**Job**
Pick out each line below that contains the string "move" and copy it. The match is case-sensitive.

**Data shown**
↓

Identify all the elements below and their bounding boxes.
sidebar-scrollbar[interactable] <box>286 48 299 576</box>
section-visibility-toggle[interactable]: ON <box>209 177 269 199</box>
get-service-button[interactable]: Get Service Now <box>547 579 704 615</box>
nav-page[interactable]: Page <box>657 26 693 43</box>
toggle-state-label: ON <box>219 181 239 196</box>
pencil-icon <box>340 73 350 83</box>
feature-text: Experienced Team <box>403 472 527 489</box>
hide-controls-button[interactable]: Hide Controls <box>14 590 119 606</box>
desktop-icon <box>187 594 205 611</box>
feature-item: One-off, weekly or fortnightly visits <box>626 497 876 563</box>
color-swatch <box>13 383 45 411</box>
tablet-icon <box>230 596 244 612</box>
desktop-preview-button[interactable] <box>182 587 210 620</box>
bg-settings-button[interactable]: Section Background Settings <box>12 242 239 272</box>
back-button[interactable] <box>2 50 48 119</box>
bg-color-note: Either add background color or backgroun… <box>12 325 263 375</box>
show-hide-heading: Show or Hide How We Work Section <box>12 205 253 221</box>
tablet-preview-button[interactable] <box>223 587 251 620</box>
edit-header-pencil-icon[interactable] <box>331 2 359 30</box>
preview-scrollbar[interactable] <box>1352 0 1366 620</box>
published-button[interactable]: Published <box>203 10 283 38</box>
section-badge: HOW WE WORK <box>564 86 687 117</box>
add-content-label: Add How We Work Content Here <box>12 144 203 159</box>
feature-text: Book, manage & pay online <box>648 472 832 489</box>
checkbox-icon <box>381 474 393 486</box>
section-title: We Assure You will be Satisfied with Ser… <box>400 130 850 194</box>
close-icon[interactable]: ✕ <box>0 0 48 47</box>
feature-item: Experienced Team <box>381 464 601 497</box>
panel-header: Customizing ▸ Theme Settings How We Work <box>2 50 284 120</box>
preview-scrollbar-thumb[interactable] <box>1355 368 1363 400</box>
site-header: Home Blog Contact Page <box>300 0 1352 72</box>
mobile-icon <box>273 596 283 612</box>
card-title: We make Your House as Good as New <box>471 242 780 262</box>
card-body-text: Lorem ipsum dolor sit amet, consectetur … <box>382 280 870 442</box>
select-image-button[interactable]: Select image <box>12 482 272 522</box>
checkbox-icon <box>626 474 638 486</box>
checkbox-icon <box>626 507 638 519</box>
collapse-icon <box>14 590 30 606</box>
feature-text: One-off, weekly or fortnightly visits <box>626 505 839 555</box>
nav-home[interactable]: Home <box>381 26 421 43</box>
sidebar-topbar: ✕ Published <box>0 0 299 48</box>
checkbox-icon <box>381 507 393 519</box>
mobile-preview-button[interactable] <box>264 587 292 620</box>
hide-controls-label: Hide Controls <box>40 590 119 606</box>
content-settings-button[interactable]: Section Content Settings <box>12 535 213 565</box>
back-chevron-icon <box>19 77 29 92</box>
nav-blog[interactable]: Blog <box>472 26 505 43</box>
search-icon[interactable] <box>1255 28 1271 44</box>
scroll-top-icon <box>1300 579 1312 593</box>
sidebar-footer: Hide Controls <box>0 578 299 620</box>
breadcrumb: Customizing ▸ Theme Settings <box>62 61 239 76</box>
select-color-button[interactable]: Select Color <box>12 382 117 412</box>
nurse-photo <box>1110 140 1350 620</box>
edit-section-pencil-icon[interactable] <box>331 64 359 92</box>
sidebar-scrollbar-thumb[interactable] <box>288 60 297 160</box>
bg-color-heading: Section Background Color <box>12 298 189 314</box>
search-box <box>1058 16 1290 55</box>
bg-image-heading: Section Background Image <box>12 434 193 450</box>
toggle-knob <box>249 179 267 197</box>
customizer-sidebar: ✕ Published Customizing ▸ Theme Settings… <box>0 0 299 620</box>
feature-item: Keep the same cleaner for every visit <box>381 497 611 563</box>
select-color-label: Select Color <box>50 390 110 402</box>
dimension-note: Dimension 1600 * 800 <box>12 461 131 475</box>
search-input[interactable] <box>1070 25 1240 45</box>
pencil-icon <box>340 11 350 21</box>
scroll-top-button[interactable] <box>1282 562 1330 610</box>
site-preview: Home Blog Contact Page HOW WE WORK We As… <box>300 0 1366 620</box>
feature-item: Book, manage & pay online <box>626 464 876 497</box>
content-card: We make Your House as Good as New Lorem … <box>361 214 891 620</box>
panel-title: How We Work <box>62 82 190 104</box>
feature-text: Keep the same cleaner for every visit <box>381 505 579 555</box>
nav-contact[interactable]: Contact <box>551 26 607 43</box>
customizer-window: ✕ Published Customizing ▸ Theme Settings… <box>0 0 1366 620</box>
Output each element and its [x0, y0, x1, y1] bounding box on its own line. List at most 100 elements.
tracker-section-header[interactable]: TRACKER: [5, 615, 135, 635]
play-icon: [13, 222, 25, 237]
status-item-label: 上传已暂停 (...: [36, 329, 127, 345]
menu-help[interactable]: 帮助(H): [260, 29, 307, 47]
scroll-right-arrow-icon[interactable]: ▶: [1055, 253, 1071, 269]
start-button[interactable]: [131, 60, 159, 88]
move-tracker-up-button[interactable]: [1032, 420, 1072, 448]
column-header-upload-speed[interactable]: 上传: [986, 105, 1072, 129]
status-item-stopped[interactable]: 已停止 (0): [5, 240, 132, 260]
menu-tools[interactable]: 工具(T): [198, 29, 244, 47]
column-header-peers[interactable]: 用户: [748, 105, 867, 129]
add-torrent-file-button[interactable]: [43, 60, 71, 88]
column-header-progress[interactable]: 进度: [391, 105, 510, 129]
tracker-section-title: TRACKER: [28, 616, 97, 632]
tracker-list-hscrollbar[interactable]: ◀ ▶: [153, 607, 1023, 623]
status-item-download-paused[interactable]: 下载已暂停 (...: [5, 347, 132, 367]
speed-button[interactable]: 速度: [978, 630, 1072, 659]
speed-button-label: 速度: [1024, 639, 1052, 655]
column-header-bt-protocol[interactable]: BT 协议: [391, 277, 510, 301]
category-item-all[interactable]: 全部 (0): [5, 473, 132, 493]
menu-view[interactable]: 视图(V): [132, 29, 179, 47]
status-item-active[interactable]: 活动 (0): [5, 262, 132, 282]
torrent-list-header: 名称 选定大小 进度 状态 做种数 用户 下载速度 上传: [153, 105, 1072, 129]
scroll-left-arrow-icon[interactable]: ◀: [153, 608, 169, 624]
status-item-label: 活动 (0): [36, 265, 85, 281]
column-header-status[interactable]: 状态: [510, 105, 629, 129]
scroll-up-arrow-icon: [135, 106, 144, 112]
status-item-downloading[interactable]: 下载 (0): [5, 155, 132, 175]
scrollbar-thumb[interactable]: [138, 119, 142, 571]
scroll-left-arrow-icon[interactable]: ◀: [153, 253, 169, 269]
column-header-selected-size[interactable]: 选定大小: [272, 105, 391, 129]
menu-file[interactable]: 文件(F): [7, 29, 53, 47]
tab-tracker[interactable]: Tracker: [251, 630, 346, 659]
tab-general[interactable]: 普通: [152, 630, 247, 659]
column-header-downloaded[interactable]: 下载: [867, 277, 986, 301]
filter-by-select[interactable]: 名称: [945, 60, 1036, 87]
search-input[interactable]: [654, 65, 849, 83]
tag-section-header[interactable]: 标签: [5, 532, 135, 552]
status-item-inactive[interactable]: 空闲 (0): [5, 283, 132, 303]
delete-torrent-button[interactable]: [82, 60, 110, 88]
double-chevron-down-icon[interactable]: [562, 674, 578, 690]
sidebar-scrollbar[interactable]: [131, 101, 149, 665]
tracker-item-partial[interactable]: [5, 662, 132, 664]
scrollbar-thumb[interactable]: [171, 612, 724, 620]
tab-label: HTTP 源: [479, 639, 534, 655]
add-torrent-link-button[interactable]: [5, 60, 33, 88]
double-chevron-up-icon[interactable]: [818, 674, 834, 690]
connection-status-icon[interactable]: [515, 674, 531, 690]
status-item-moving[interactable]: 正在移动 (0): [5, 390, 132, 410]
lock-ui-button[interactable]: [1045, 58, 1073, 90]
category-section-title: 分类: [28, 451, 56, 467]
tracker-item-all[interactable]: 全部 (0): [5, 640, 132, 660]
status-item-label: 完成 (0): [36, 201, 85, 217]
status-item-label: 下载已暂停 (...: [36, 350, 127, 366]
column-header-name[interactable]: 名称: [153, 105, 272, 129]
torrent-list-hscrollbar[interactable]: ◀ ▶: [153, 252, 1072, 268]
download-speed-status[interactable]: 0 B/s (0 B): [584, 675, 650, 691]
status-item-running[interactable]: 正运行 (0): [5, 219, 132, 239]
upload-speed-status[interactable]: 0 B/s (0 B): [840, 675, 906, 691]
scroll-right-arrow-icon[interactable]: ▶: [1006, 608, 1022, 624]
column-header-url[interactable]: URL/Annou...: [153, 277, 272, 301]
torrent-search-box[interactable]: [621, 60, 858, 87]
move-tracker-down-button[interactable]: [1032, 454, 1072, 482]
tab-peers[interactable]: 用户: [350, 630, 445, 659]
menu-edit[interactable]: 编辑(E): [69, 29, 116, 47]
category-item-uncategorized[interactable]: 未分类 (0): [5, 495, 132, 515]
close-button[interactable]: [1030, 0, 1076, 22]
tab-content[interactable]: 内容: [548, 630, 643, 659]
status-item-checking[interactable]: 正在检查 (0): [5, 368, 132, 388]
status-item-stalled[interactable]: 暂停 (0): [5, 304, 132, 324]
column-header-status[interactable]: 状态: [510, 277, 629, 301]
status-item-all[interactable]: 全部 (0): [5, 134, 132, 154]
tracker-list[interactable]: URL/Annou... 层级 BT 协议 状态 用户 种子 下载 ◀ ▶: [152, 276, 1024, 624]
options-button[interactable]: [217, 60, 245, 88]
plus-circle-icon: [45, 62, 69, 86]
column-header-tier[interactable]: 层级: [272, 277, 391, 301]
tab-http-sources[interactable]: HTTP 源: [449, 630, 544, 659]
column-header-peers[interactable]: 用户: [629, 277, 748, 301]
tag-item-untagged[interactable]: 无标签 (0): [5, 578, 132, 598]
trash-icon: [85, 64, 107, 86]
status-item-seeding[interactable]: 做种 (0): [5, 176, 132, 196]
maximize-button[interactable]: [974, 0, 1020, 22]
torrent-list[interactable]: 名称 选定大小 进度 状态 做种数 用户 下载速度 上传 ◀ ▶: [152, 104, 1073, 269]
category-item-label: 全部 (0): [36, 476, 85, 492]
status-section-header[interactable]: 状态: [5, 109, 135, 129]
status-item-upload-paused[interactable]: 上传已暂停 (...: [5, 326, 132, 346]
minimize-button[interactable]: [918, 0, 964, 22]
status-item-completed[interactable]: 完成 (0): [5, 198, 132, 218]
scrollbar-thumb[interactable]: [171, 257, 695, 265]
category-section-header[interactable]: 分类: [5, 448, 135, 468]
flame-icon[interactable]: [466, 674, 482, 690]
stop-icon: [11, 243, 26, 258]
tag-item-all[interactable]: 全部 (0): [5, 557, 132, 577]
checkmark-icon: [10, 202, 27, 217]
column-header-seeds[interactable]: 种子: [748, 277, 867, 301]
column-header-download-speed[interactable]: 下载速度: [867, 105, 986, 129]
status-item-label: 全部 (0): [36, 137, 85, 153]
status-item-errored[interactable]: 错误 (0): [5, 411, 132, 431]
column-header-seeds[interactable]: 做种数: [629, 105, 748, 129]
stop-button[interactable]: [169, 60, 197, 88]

↑

**Right answer**
move-tracker-up-button[interactable]: [1032, 420, 1072, 448]
move-tracker-down-button[interactable]: [1032, 454, 1072, 482]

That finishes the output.